What to produce
Pull every line of the entries that has the word "students".

#####

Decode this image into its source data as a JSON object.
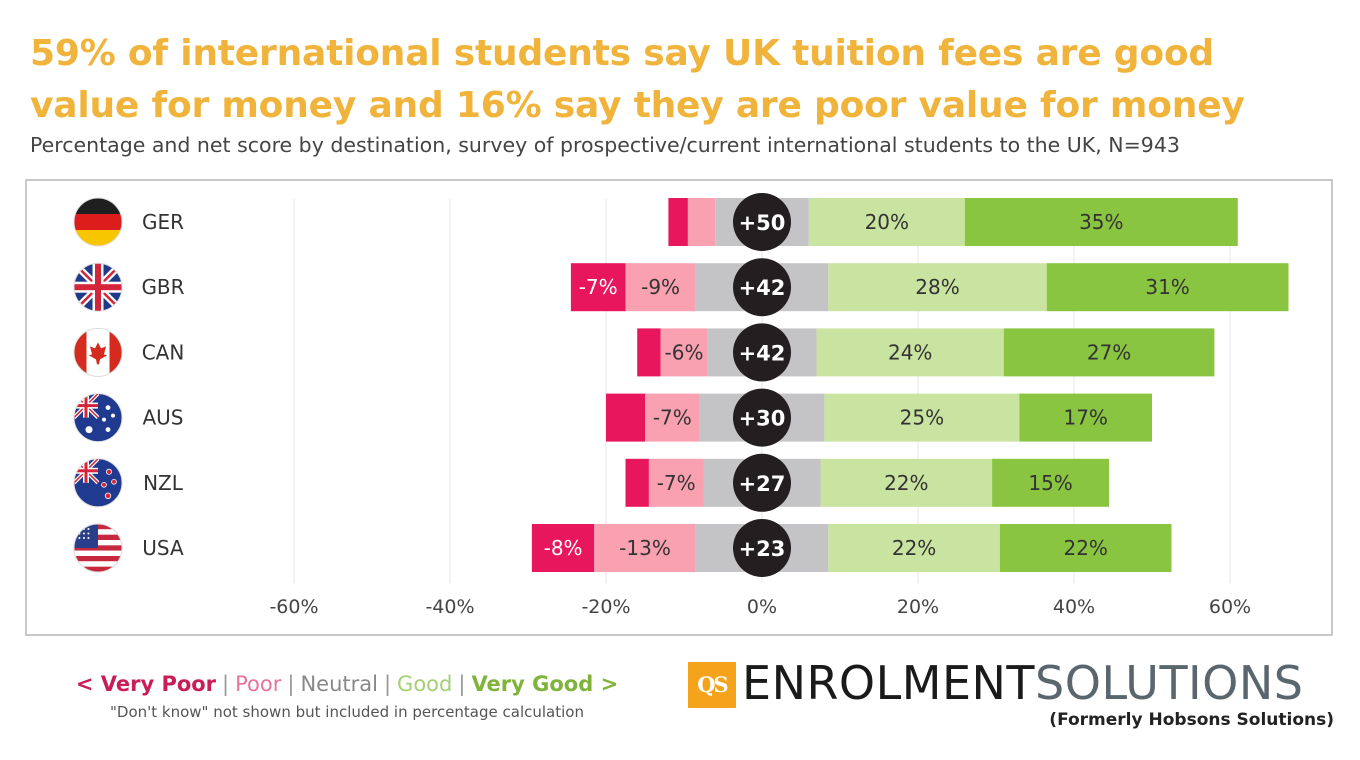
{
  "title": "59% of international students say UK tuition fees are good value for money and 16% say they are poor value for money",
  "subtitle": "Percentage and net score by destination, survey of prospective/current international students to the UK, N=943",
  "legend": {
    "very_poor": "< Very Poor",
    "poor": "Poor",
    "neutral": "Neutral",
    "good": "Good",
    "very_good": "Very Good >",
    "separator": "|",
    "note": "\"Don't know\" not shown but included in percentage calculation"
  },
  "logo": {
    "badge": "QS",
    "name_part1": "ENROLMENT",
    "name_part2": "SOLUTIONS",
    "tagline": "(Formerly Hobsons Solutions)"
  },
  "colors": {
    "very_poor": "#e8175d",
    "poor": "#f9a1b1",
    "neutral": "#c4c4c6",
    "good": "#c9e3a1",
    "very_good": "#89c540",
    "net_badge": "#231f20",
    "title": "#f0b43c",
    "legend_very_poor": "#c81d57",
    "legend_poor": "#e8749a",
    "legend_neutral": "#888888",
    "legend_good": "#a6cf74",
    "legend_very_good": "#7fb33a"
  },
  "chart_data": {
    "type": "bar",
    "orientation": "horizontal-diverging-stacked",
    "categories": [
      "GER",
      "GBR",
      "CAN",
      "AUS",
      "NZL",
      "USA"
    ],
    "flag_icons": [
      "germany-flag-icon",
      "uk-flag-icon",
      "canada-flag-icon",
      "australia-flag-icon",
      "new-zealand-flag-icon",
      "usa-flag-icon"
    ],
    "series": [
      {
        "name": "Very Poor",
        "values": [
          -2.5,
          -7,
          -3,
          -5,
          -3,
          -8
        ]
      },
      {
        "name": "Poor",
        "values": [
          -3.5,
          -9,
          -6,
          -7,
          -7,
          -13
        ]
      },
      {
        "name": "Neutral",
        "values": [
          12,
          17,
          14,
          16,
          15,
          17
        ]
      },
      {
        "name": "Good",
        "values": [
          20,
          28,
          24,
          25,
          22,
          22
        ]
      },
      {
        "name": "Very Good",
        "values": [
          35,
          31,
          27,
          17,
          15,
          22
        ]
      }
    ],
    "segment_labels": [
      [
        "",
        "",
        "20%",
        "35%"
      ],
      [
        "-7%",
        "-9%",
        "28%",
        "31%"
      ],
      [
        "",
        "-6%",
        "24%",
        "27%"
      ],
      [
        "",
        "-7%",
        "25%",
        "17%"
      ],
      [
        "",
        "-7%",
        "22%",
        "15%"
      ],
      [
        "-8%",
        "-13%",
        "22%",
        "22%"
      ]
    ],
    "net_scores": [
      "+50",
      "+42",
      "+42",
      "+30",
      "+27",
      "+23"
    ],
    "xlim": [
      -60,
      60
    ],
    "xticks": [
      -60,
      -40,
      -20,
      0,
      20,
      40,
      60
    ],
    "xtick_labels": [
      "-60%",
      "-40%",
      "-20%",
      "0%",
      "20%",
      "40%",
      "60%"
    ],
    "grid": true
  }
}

#####

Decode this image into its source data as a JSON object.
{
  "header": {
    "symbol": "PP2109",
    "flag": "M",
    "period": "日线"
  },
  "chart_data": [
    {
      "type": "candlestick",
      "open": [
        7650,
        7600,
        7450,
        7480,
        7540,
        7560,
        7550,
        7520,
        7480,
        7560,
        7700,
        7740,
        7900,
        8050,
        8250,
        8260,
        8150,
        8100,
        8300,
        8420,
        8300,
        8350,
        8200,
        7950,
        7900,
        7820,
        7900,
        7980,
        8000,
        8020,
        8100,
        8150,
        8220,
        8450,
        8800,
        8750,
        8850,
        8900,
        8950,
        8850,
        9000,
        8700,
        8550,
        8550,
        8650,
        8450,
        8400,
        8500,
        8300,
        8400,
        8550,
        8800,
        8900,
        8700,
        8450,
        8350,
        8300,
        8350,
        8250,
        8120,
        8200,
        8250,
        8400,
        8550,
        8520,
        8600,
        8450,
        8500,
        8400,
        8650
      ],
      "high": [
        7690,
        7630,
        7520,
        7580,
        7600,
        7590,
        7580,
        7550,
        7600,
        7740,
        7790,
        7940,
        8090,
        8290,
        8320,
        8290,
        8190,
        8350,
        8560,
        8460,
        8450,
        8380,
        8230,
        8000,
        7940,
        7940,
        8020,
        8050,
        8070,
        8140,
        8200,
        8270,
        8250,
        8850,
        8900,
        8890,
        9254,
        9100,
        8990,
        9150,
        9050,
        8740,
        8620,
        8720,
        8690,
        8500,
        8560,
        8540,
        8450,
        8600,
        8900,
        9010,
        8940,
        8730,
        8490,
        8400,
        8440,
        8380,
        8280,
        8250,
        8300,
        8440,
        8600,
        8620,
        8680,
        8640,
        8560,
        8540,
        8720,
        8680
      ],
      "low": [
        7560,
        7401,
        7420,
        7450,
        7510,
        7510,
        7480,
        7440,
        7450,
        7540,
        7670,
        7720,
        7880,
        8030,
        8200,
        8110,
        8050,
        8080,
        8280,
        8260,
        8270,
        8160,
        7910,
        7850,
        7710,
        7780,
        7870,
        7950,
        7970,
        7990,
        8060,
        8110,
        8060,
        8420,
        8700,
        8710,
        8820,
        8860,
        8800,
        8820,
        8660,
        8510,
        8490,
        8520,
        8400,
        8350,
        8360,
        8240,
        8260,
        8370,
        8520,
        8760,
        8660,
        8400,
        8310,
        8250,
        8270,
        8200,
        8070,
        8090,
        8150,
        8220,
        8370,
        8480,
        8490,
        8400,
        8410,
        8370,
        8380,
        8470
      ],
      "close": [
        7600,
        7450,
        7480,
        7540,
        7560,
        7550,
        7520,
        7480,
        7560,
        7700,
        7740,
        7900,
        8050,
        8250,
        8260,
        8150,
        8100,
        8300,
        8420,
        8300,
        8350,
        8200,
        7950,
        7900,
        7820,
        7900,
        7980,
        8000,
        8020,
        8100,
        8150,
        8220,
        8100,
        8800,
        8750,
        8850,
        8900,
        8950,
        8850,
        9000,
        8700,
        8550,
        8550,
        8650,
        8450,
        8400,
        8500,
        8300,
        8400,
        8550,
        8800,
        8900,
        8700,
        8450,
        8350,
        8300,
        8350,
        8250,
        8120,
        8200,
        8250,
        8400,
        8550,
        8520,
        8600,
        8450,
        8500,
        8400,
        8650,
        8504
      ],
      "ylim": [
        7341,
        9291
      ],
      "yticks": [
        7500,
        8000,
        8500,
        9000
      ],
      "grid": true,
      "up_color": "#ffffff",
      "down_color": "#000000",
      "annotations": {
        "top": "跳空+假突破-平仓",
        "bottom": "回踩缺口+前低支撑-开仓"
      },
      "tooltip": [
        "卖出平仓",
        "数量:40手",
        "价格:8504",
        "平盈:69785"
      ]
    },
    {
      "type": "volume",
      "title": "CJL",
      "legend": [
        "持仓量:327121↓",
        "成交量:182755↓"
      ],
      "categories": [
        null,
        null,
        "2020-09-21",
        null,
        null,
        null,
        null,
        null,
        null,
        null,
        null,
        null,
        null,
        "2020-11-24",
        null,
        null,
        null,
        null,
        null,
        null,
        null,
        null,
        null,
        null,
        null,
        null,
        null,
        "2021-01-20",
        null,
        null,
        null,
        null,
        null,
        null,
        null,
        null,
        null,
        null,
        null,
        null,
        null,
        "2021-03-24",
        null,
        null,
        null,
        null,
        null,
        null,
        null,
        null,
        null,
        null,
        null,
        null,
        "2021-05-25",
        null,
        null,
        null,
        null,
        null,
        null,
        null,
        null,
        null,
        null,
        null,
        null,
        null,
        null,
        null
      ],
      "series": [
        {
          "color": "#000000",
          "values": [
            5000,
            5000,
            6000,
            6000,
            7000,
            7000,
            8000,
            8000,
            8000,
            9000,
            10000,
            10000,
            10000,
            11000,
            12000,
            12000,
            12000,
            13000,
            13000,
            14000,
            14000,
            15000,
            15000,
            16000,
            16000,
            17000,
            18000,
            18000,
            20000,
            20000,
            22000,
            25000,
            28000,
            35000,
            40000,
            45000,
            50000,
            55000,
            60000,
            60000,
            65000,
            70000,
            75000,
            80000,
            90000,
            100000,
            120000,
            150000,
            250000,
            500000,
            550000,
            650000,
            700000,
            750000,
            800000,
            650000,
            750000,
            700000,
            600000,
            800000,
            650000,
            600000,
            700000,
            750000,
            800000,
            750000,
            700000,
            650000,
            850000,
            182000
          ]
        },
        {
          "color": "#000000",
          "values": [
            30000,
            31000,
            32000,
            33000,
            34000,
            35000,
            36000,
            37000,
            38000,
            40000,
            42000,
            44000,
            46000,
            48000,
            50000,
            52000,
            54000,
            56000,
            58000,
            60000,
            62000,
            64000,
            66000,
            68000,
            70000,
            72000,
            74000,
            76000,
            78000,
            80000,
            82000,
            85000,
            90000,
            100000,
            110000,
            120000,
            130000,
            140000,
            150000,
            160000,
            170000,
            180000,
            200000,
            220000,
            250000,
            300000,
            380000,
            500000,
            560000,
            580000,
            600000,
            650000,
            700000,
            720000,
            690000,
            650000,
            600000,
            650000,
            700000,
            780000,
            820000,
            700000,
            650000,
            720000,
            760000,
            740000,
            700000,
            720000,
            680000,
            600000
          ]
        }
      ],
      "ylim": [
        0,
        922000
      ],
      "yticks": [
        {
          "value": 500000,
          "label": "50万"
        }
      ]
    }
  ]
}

#####

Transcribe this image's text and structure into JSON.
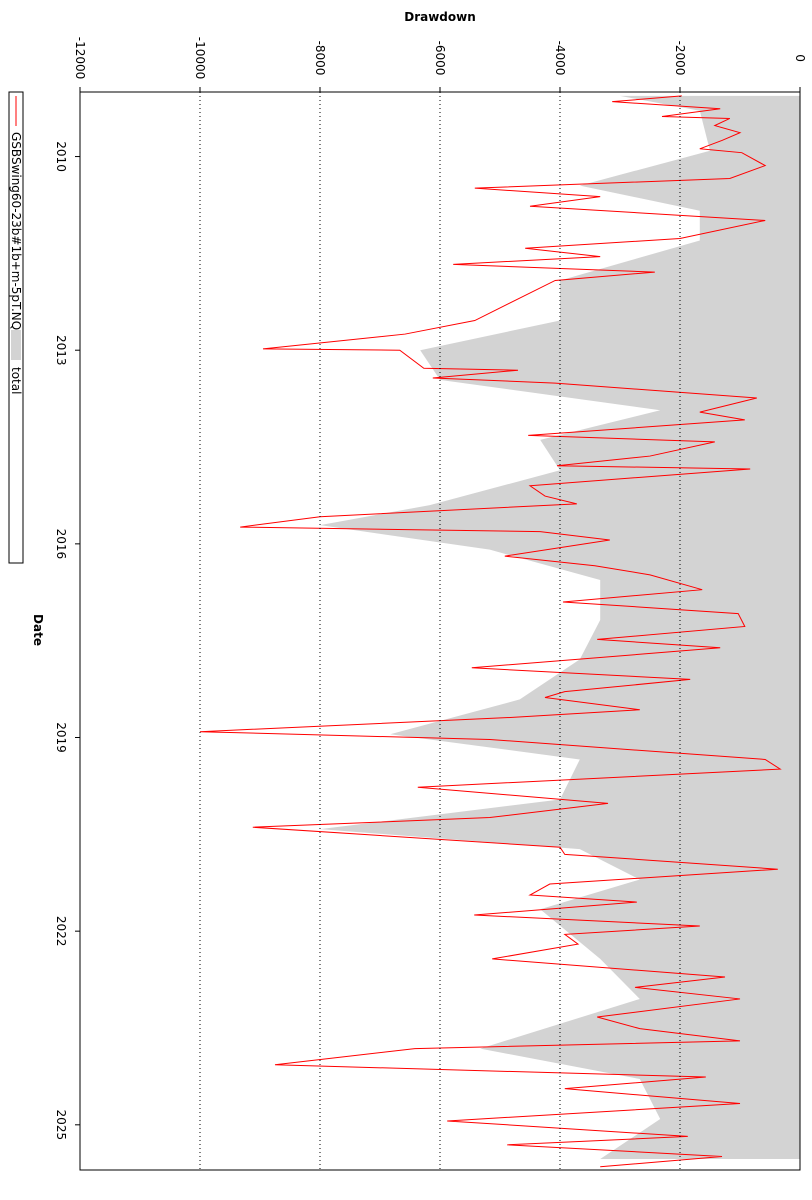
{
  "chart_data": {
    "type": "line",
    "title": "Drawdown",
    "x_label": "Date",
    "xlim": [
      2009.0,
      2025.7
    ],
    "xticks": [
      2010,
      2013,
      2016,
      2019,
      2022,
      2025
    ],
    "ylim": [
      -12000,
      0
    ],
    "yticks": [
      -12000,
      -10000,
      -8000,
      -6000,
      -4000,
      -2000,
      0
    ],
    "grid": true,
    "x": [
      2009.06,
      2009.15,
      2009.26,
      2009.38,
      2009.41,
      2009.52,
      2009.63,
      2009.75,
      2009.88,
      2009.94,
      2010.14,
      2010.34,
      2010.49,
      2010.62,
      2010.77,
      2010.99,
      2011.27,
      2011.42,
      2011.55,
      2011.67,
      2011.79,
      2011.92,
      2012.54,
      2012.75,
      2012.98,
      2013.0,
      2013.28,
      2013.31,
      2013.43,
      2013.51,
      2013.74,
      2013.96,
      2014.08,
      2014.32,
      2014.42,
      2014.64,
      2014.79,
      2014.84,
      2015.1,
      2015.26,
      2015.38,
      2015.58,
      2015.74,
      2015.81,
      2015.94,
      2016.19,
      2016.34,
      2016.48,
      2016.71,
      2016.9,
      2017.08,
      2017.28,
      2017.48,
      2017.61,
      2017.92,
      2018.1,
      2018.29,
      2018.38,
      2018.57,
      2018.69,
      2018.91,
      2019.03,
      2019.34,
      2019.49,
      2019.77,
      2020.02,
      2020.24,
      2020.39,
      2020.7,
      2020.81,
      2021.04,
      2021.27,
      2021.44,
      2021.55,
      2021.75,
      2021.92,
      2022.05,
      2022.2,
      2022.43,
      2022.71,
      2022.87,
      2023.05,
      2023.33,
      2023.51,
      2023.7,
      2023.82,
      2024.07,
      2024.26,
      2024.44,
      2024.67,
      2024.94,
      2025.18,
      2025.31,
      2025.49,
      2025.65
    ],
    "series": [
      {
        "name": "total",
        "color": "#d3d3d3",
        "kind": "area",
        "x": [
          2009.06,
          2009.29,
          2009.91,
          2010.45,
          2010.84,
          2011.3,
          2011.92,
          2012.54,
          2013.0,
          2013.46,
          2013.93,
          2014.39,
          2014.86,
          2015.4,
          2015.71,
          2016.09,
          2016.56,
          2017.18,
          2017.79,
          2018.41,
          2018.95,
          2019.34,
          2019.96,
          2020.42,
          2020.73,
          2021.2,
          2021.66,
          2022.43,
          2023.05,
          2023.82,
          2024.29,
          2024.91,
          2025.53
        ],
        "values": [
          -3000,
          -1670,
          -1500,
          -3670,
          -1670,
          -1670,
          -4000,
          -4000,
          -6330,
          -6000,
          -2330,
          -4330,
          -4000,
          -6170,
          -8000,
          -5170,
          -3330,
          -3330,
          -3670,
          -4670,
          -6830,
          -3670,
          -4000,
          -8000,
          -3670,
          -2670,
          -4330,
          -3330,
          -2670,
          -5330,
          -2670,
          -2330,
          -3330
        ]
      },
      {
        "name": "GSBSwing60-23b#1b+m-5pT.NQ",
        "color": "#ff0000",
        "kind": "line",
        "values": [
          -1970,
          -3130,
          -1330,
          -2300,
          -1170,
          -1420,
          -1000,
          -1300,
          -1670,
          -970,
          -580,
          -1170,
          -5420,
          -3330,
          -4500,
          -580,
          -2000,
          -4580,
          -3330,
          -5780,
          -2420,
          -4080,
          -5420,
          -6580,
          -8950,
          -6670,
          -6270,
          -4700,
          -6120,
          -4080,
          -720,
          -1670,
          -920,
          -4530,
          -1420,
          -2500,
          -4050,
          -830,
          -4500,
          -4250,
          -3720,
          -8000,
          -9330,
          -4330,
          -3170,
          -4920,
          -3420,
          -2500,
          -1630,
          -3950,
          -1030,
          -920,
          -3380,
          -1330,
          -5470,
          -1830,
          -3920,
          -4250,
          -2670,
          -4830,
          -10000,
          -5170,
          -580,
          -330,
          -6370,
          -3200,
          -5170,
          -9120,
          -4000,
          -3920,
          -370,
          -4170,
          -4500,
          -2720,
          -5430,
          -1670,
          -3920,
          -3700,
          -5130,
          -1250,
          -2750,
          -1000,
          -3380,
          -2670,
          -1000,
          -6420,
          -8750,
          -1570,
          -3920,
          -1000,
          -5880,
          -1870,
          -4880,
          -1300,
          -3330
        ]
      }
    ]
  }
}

#####

Full output
  "title": "59% of international students say UK tuition fees are good value for money and 16% say they are poor value for money",
  "subtitle": "Percentage and net score by destination, survey of prospective/current international students to the UK, N=943",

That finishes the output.